-- begin PAGE EXTRACT --
Medal of Honor Winner
Medal similar to the one awarded Capt. Wood, and Capt. R. H. Wood’s Grave Marker located in Woodburn Cemetery
Some 30 years after the end of the war, Civil War veterans were awarded Congressional Medals of Honor, the nation’s highest award for heroism in battle. Capt. R. H. Wood of Woodburn, a company comander in the 97th Illinois Infantry Regiment, was one of the first to receive his medal, given for service before Vicksburg.
An account of the action which resulted in the awarding of the Congressional Medal of Honor to Capt. Wood appeared in the Feb. 2, 2000 issue of the Bunker Hill Gazette-News. It follows:
For superb gallantry and reckless indifference to death and danger, there is nothing in military history to excel the conduct of the “forlorn hope” that led the general assault on Vicksburg on May 22, 1863.
-- end PAGE EXTRACT --
-- begin RECORD EXCERPTS --
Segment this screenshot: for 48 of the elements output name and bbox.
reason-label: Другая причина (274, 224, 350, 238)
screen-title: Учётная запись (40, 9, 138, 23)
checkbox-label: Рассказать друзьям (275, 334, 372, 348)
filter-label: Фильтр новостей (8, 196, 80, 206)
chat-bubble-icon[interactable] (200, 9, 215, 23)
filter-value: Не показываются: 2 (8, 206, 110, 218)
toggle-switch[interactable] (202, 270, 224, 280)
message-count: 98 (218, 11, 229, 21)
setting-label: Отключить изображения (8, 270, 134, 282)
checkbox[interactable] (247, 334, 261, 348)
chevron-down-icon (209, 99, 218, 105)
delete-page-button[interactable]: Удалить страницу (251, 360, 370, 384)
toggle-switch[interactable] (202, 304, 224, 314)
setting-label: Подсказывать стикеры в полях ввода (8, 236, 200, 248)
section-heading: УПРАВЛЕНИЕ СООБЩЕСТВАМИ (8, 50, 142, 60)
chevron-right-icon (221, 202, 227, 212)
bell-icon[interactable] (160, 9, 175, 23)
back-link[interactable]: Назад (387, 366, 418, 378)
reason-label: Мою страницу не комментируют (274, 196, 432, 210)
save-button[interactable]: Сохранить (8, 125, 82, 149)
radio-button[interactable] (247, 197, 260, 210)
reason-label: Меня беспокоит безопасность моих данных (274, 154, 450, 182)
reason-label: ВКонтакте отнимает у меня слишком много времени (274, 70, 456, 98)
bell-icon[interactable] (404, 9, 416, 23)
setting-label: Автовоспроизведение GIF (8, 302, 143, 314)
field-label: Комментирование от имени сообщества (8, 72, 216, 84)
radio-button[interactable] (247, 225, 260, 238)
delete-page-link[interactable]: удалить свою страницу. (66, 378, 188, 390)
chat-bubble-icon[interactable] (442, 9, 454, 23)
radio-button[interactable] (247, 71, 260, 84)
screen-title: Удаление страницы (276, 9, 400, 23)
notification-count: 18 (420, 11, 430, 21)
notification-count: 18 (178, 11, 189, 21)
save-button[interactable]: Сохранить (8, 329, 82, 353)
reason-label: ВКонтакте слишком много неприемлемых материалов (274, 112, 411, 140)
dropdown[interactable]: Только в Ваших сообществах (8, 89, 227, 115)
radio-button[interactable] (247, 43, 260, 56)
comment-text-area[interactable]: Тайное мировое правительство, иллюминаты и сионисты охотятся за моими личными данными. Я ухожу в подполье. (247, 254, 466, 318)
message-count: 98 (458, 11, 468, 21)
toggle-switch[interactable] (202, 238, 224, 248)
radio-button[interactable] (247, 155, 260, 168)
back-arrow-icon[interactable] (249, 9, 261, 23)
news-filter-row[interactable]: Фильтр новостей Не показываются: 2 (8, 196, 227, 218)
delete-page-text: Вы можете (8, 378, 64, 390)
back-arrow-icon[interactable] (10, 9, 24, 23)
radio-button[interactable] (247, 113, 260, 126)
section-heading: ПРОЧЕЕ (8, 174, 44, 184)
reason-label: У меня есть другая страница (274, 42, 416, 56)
-- end RECORD EXCERPTS --
• _PROBLEMS TO WORK ON_:
A – In the Medal of Honor passage, what regiment was Capt. R. H. Wood a company commander in?
B – Rewrite the part of the Medal of Honor passage that opens with the words containing "An account of" and closes with "May 22, 1863.", substituting "bravery" for "gallantry".
C – Pick up the Medal of Honor passage about Capt. Wood at the point where it stops and keep writing.
The rows were taken from a separate source.

• _EXERCISE RESULTS_:
A – The 97th Illinois Infantry Regiment.

B –
An account of the action which resulted in the awarding of the Congressional Medal of Honor to Capt. Wood appeared in the Feb. 2, 2000 issue of the Bunker Hill Gazette-News. It follows:
For superb bravery and reckless indifference to death and danger, there is nothing in military history to excel the conduct of the “forlorn hope” that led the general assault on Vicksburg on May 22, 1863.

C –
An extract, published in Volume 1, Deeds of Valor, published in 1907 gives a brief story about the unsuccessful charge on Vicksburg and shows that Captain Wood led one of the groups of volunteers, “The Forlorn Hope” at Vicksburg.
General Grant had encircled the city on three sides with a line of battle twelve miles long, and on the Mississippi, which formed the fourth side, were Admiral Porter’s warships. The strength of the enemy had been greatly underestimated, and it was decided to make an attempt to take the city by storm.
Vicksburg had a natural barrier on its west with 200-foot bluffs protecting it. The Confederates had surrounded it with a chain of forts, extending along the bend of the river for about seven miles. These forts were 200 yards apart, connected by high dirt walls and protected by a ten-foot ditch or trench with slanted sharpened stakes.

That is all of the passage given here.